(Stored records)
################

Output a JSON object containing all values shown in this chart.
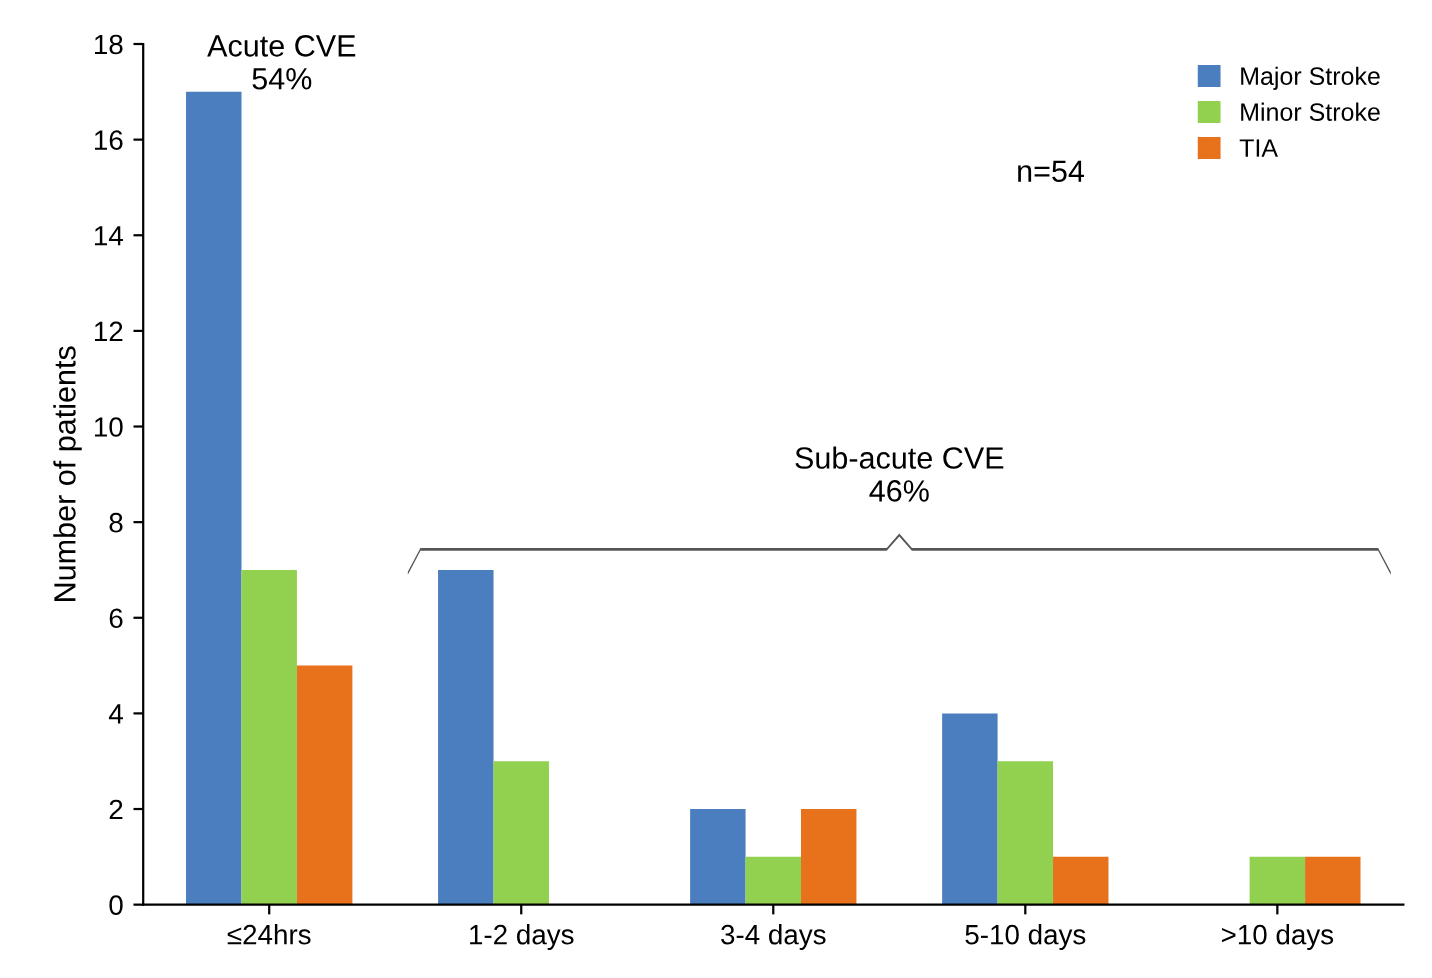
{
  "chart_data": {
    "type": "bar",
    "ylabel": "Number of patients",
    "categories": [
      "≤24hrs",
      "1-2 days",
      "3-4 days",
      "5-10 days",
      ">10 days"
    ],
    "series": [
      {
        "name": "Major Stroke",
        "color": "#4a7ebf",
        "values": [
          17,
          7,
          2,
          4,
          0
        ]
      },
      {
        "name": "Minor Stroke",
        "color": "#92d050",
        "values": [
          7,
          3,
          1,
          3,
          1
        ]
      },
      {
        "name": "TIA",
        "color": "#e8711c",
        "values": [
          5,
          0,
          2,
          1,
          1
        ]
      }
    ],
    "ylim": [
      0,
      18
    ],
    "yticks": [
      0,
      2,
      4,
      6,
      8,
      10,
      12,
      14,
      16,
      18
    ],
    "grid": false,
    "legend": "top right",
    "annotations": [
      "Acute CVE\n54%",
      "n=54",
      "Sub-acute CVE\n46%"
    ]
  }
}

################

» The problem: Type the entries above out again exactly, with no pictures.

» Result of this task:
Output a JSON object containing all values shown in this chart.
{
  "chart_data": {
    "type": "bar",
    "ylabel": "Number of patients",
    "categories": [
      "≤24hrs",
      "1-2 days",
      "3-4 days",
      "5-10 days",
      ">10 days"
    ],
    "series": [
      {
        "name": "Major Stroke",
        "color": "#4a7ebf",
        "values": [
          17,
          7,
          2,
          4,
          0
        ]
      },
      {
        "name": "Minor Stroke",
        "color": "#92d050",
        "values": [
          7,
          3,
          1,
          3,
          1
        ]
      },
      {
        "name": "TIA",
        "color": "#e8711c",
        "values": [
          5,
          0,
          2,
          1,
          1
        ]
      }
    ],
    "ylim": [
      0,
      18
    ],
    "yticks": [
      0,
      2,
      4,
      6,
      8,
      10,
      12,
      14,
      16,
      18
    ],
    "grid": false,
    "legend": "top right",
    "annotations": [
      "Acute CVE\n54%",
      "n=54",
      "Sub-acute CVE\n46%"
    ]
  }
}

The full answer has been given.